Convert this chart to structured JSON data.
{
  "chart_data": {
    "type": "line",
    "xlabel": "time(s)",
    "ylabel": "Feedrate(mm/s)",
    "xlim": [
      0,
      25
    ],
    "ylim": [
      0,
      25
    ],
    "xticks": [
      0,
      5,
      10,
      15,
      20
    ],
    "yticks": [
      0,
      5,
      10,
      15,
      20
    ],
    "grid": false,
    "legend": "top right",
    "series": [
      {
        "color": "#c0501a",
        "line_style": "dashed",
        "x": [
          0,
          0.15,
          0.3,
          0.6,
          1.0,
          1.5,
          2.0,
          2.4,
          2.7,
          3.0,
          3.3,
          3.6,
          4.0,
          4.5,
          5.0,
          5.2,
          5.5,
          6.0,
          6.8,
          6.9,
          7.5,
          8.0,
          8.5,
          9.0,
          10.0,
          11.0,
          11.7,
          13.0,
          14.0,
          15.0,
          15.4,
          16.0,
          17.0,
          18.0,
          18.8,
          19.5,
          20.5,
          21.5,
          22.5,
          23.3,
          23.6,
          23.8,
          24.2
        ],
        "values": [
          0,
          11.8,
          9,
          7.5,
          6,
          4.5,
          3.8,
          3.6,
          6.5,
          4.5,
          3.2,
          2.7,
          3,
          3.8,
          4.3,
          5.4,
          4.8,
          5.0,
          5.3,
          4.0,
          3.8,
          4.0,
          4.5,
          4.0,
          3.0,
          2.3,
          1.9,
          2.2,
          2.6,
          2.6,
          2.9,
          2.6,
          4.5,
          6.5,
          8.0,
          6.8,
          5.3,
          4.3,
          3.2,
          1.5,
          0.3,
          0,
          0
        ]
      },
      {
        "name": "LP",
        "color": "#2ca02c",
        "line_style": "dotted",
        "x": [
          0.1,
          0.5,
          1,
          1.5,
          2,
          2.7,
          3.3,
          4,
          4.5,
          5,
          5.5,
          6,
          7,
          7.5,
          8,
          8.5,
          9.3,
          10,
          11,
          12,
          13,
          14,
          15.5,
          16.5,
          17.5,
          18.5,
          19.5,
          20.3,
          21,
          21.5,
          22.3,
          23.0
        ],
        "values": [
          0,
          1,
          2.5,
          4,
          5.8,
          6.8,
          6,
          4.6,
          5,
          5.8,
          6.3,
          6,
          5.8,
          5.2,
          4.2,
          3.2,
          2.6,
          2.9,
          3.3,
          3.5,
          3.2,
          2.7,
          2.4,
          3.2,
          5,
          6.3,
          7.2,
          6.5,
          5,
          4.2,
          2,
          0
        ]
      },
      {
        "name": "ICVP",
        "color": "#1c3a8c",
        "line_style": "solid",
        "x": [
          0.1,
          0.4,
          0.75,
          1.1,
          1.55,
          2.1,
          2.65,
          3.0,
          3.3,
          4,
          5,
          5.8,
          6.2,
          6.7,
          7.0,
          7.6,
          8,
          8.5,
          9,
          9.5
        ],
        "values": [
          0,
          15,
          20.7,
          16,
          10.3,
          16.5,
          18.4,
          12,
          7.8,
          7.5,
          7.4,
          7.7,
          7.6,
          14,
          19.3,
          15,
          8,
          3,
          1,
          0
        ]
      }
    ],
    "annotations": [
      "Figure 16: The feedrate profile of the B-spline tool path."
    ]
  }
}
- - - -
Make an exact copy of the listing, including every line.

Convert this chart to structured JSON data.
{
  "chart_data": {
    "type": "line",
    "xlabel": "time(s)",
    "ylabel": "Feedrate(mm/s)",
    "xlim": [
      0,
      25
    ],
    "ylim": [
      0,
      25
    ],
    "xticks": [
      0,
      5,
      10,
      15,
      20
    ],
    "yticks": [
      0,
      5,
      10,
      15,
      20
    ],
    "grid": false,
    "legend": "top right",
    "series": [
      {
        "color": "#c0501a",
        "line_style": "dashed",
        "x": [
          0,
          0.15,
          0.3,
          0.6,
          1.0,
          1.5,
          2.0,
          2.4,
          2.7,
          3.0,
          3.3,
          3.6,
          4.0,
          4.5,
          5.0,
          5.2,
          5.5,
          6.0,
          6.8,
          6.9,
          7.5,
          8.0,
          8.5,
          9.0,
          10.0,
          11.0,
          11.7,
          13.0,
          14.0,
          15.0,
          15.4,
          16.0,
          17.0,
          18.0,
          18.8,
          19.5,
          20.5,
          21.5,
          22.5,
          23.3,
          23.6,
          23.8,
          24.2
        ],
        "values": [
          0,
          11.8,
          9,
          7.5,
          6,
          4.5,
          3.8,
          3.6,
          6.5,
          4.5,
          3.2,
          2.7,
          3,
          3.8,
          4.3,
          5.4,
          4.8,
          5.0,
          5.3,
          4.0,
          3.8,
          4.0,
          4.5,
          4.0,
          3.0,
          2.3,
          1.9,
          2.2,
          2.6,
          2.6,
          2.9,
          2.6,
          4.5,
          6.5,
          8.0,
          6.8,
          5.3,
          4.3,
          3.2,
          1.5,
          0.3,
          0,
          0
        ]
      },
      {
        "name": "LP",
        "color": "#2ca02c",
        "line_style": "dotted",
        "x": [
          0.1,
          0.5,
          1,
          1.5,
          2,
          2.7,
          3.3,
          4,
          4.5,
          5,
          5.5,
          6,
          7,
          7.5,
          8,
          8.5,
          9.3,
          10,
          11,
          12,
          13,
          14,
          15.5,
          16.5,
          17.5,
          18.5,
          19.5,
          20.3,
          21,
          21.5,
          22.3,
          23.0
        ],
        "values": [
          0,
          1,
          2.5,
          4,
          5.8,
          6.8,
          6,
          4.6,
          5,
          5.8,
          6.3,
          6,
          5.8,
          5.2,
          4.2,
          3.2,
          2.6,
          2.9,
          3.3,
          3.5,
          3.2,
          2.7,
          2.4,
          3.2,
          5,
          6.3,
          7.2,
          6.5,
          5,
          4.2,
          2,
          0
        ]
      },
      {
        "name": "ICVP",
        "color": "#1c3a8c",
        "line_style": "solid",
        "x": [
          0.1,
          0.4,
          0.75,
          1.1,
          1.55,
          2.1,
          2.65,
          3.0,
          3.3,
          4,
          5,
          5.8,
          6.2,
          6.7,
          7.0,
          7.6,
          8,
          8.5,
          9,
          9.5
        ],
        "values": [
          0,
          15,
          20.7,
          16,
          10.3,
          16.5,
          18.4,
          12,
          7.8,
          7.5,
          7.4,
          7.7,
          7.6,
          14,
          19.3,
          15,
          8,
          3,
          1,
          0
        ]
      }
    ],
    "annotations": [
      "Figure 16: The feedrate profile of the B-spline tool path."
    ]
  }
}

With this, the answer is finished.